## [TASK DETAILS]
Locate every line in the records below that contains the word "sigma", and copy each one.

Dataset items
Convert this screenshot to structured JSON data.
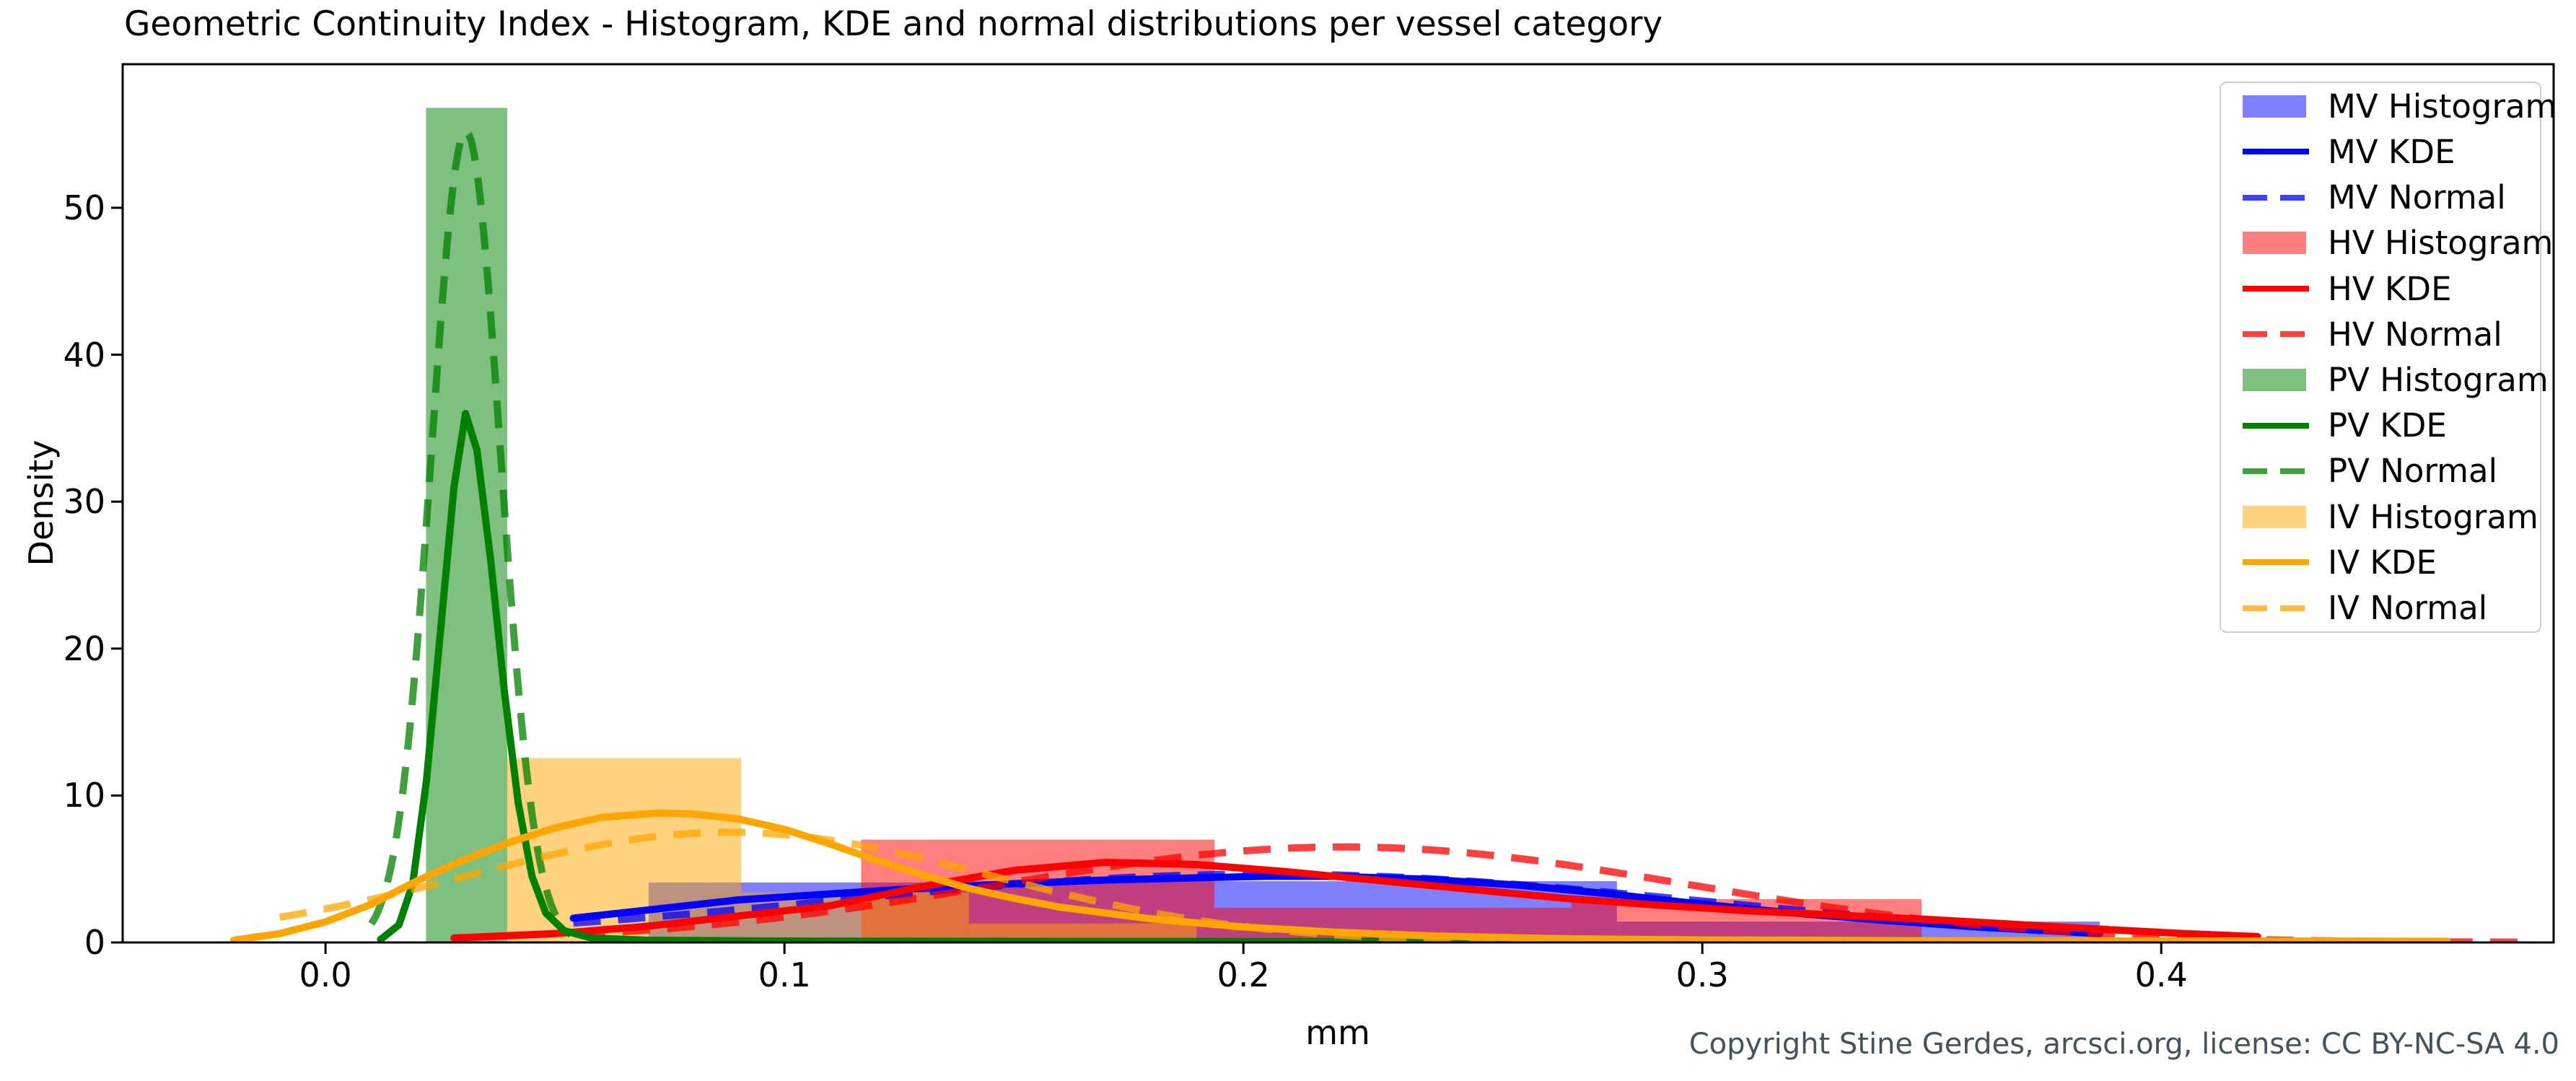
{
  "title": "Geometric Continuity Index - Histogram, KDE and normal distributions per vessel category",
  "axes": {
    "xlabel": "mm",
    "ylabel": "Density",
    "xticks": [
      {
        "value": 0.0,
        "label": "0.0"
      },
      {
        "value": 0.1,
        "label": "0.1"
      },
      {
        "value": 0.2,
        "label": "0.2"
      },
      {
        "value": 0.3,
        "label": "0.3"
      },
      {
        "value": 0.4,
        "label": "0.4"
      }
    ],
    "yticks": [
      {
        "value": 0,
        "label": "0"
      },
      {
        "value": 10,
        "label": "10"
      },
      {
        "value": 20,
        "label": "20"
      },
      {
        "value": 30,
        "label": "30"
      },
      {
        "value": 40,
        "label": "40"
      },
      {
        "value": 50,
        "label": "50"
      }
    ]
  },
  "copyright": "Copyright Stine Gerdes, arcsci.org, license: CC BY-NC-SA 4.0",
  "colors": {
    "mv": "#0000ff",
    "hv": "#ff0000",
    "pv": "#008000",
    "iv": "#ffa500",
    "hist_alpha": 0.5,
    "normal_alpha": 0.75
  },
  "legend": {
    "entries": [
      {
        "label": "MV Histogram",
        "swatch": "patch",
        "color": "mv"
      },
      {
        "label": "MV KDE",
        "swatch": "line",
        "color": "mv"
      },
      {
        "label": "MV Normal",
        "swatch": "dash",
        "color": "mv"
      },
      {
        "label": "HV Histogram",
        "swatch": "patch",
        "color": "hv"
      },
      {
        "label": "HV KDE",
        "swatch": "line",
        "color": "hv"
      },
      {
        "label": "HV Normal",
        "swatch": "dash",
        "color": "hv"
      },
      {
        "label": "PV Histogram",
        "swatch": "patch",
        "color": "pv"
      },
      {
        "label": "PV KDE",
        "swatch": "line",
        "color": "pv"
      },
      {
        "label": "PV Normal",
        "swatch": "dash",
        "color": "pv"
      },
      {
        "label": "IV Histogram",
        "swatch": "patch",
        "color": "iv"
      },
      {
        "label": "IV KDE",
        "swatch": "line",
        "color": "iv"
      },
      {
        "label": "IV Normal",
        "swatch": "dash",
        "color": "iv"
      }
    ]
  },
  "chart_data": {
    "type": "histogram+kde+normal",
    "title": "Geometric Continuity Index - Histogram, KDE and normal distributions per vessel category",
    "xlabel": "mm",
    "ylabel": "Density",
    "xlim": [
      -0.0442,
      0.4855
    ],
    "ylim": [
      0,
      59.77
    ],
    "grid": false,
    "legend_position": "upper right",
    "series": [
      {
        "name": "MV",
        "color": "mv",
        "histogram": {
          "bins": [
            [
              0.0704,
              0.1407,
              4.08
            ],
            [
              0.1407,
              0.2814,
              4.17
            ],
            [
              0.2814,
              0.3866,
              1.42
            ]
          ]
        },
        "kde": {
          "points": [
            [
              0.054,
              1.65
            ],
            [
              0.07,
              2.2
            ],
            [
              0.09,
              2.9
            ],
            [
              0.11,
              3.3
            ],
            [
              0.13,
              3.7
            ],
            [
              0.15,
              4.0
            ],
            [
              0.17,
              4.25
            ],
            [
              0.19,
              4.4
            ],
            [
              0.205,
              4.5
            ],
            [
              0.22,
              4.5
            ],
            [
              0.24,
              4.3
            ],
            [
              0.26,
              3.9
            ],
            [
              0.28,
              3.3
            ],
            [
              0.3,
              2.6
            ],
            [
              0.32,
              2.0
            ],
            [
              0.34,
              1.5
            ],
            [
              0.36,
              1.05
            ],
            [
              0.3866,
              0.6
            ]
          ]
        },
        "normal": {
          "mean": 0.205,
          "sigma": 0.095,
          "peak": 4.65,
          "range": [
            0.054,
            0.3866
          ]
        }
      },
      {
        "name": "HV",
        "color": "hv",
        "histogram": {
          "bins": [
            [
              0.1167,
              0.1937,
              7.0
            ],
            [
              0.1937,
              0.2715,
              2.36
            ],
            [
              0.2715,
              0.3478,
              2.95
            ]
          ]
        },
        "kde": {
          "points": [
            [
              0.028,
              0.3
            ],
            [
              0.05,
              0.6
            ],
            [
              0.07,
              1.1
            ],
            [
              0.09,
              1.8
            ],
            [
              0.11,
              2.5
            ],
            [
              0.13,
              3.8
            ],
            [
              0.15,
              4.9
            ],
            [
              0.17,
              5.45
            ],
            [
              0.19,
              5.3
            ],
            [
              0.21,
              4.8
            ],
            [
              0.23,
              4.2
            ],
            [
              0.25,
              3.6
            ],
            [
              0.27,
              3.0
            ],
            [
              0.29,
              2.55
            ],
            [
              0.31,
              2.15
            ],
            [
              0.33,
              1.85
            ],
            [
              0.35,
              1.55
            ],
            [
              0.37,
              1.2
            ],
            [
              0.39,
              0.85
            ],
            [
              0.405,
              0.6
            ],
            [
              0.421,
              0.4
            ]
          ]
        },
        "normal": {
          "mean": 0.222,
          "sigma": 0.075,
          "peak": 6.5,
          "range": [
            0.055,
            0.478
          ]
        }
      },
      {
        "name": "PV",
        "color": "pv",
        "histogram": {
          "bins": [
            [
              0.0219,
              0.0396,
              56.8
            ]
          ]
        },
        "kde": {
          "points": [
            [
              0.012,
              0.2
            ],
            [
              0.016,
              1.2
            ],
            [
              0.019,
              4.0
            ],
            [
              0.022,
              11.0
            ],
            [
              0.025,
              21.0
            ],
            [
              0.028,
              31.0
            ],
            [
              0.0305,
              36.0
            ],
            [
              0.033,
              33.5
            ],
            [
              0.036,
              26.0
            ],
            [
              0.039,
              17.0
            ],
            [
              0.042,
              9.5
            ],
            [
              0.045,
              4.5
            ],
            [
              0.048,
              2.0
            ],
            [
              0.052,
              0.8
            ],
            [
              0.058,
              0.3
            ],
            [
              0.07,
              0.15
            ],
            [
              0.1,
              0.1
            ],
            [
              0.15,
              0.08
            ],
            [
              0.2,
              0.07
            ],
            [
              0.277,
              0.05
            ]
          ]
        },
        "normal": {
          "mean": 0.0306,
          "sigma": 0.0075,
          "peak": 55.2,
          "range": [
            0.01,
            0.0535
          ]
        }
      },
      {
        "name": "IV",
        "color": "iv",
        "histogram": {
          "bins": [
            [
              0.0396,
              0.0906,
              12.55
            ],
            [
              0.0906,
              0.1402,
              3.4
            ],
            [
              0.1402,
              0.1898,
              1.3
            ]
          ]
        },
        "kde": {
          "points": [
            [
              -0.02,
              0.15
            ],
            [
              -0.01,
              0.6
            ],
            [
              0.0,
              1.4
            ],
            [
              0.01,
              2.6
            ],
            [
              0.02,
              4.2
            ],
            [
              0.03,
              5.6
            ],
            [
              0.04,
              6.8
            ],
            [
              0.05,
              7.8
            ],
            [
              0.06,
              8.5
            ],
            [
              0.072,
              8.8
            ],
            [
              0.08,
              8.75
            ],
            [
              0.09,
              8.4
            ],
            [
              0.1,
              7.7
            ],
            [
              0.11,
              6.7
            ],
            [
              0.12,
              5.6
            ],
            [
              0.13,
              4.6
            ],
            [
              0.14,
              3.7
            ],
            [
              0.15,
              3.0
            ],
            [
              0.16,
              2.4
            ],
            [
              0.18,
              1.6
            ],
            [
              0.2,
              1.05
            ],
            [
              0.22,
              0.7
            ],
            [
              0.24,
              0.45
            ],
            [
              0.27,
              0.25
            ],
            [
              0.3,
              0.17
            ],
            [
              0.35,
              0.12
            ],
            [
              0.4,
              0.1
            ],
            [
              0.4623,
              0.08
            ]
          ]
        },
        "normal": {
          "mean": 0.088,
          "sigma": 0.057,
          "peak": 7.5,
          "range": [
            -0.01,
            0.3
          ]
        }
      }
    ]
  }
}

## [OUTPUT FOR THIS TASK]
          "sigma": 0.095,
          "sigma": 0.075,
          "sigma": 0.0075,
          "sigma": 0.057,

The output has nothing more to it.